__Dataset content__.

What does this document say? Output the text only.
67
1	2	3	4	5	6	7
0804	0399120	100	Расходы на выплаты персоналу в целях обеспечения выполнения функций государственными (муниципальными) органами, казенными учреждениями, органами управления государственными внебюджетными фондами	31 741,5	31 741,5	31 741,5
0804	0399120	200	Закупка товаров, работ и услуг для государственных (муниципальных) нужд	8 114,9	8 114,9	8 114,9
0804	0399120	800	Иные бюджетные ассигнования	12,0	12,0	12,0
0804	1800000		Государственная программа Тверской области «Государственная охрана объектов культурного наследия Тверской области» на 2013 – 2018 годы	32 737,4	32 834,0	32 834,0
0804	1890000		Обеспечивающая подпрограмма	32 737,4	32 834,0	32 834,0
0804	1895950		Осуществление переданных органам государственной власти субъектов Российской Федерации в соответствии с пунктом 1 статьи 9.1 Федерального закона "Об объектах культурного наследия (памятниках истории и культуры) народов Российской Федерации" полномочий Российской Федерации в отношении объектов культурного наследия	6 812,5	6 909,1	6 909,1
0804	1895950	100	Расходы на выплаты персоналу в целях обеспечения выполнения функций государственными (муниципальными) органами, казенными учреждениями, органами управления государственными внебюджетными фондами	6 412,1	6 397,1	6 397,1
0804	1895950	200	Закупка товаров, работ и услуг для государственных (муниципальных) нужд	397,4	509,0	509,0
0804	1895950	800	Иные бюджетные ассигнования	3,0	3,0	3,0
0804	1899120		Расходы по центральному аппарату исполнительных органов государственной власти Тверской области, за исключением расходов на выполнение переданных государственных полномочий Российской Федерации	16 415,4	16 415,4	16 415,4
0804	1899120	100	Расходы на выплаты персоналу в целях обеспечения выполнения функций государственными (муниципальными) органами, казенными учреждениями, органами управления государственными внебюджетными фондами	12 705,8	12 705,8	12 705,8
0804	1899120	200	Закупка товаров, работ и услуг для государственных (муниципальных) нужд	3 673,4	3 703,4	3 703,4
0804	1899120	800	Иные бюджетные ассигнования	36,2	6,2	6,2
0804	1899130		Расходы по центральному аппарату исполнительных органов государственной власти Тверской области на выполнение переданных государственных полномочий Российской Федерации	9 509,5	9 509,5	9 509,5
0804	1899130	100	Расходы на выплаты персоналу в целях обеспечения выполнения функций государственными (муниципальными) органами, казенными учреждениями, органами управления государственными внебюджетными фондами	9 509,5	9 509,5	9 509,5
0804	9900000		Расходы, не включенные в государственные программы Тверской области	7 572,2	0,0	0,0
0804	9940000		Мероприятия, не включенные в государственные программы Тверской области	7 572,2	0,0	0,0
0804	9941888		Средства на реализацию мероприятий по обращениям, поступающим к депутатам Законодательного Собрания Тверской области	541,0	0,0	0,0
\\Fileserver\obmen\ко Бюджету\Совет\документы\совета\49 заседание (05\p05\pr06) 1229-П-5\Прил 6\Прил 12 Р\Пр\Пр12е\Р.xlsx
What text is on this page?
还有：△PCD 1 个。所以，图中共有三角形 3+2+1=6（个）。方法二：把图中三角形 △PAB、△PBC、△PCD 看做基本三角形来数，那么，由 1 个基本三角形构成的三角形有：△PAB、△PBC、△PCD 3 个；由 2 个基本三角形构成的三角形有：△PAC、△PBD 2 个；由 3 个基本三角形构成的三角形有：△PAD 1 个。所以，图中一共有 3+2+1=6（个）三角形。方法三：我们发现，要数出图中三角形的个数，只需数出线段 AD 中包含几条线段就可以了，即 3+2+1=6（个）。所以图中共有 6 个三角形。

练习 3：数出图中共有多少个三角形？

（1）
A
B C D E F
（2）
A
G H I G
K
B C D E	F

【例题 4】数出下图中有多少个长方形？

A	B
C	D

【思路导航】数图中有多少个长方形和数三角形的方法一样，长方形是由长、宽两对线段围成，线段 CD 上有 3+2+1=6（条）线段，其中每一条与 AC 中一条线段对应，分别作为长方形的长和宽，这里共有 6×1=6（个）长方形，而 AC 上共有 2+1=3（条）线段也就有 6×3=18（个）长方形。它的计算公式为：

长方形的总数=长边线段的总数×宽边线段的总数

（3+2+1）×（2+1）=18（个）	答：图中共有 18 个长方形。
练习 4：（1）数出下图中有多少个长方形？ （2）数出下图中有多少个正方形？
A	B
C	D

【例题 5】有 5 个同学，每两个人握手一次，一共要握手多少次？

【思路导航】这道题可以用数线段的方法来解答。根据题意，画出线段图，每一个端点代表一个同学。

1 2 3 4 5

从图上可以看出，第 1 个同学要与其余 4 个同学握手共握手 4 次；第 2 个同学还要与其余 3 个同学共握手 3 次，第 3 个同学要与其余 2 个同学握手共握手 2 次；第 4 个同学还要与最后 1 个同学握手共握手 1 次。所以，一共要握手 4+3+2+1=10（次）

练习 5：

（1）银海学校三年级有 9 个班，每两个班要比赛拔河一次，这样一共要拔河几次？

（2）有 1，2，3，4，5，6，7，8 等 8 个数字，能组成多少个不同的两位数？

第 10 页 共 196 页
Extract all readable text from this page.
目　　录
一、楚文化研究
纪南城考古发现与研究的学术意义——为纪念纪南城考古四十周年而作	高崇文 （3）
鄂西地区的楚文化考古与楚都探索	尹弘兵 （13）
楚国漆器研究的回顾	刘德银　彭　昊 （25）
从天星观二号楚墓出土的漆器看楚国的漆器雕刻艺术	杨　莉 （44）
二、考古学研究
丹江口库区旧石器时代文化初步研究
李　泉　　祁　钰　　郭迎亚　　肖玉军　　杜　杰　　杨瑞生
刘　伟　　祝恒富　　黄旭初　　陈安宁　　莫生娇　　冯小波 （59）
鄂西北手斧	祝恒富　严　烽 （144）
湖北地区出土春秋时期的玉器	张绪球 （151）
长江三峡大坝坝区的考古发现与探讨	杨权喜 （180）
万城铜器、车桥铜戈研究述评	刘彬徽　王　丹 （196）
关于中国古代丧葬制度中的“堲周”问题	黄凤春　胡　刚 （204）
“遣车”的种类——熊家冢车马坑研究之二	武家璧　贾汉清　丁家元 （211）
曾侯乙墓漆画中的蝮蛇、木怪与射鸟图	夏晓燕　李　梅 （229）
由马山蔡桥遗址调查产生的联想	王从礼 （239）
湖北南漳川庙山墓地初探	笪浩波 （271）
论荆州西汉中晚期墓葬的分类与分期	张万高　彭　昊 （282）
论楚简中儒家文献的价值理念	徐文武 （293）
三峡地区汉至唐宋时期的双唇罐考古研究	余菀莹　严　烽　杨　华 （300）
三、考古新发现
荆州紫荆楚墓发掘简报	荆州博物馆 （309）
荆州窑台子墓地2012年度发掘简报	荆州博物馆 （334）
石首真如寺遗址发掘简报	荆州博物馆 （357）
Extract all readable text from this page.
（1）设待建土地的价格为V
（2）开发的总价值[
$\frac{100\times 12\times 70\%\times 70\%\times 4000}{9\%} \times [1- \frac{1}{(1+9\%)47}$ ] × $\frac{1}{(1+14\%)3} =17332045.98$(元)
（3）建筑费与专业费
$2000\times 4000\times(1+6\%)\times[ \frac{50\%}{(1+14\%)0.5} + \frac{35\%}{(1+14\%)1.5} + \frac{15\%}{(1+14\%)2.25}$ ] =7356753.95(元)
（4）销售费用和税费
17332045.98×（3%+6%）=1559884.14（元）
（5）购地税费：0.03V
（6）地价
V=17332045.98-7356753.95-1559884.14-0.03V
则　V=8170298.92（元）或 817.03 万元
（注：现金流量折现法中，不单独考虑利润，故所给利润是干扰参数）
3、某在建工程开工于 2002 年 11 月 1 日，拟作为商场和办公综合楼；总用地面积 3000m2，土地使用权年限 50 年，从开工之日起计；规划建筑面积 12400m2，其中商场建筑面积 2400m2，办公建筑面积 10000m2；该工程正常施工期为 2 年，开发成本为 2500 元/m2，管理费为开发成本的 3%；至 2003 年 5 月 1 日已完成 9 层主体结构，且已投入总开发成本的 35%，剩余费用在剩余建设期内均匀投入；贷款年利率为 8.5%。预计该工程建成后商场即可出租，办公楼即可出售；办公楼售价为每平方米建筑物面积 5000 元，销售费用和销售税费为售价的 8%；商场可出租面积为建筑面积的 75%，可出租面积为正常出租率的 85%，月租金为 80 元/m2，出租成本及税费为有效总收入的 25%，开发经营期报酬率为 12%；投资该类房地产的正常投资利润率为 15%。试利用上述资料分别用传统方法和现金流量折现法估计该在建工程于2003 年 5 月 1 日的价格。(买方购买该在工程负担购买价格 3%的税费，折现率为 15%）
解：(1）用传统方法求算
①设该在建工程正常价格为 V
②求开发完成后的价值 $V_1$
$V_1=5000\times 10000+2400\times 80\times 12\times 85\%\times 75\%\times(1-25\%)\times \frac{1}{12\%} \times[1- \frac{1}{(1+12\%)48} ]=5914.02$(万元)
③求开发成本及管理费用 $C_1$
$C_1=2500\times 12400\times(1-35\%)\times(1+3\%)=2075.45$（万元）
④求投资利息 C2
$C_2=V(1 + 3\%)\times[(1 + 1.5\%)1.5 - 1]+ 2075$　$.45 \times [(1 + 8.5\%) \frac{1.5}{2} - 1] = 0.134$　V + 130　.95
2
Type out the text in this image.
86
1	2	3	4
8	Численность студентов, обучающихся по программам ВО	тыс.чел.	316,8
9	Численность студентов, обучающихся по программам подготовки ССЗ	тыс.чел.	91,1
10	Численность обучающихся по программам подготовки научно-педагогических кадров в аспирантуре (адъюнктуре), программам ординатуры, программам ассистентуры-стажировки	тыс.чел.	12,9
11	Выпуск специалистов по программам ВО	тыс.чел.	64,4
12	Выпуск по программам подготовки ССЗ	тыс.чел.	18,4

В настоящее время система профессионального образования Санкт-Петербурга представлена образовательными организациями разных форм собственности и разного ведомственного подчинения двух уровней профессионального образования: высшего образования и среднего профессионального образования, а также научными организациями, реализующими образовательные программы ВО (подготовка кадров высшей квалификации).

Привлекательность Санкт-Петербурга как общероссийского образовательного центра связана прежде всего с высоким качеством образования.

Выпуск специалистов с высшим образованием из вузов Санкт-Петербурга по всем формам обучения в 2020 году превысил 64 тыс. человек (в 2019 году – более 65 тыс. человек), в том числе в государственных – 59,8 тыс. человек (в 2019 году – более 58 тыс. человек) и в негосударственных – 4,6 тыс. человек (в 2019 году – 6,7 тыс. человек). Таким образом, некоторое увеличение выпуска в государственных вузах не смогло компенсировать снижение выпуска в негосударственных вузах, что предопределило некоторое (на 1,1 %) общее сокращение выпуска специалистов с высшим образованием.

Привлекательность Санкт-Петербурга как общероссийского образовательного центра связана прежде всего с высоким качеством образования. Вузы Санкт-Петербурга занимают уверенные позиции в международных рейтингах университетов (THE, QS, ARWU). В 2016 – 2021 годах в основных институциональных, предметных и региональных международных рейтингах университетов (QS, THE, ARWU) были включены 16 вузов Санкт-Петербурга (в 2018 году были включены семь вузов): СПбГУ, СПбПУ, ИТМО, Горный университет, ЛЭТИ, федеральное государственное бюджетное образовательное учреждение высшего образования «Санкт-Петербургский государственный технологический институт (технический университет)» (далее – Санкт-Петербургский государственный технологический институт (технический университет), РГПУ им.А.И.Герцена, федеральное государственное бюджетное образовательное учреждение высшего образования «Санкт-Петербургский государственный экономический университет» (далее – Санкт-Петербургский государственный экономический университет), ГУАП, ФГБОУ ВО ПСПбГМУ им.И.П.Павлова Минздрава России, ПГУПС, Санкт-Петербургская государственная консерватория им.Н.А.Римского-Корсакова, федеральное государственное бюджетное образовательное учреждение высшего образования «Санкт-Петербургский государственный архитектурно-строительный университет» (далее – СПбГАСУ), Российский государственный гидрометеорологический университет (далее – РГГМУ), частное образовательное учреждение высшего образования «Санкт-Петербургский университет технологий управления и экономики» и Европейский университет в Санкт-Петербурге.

__Goal__.
Give the count of lines containing "аппарату", with no added text.

__Written answer__.
2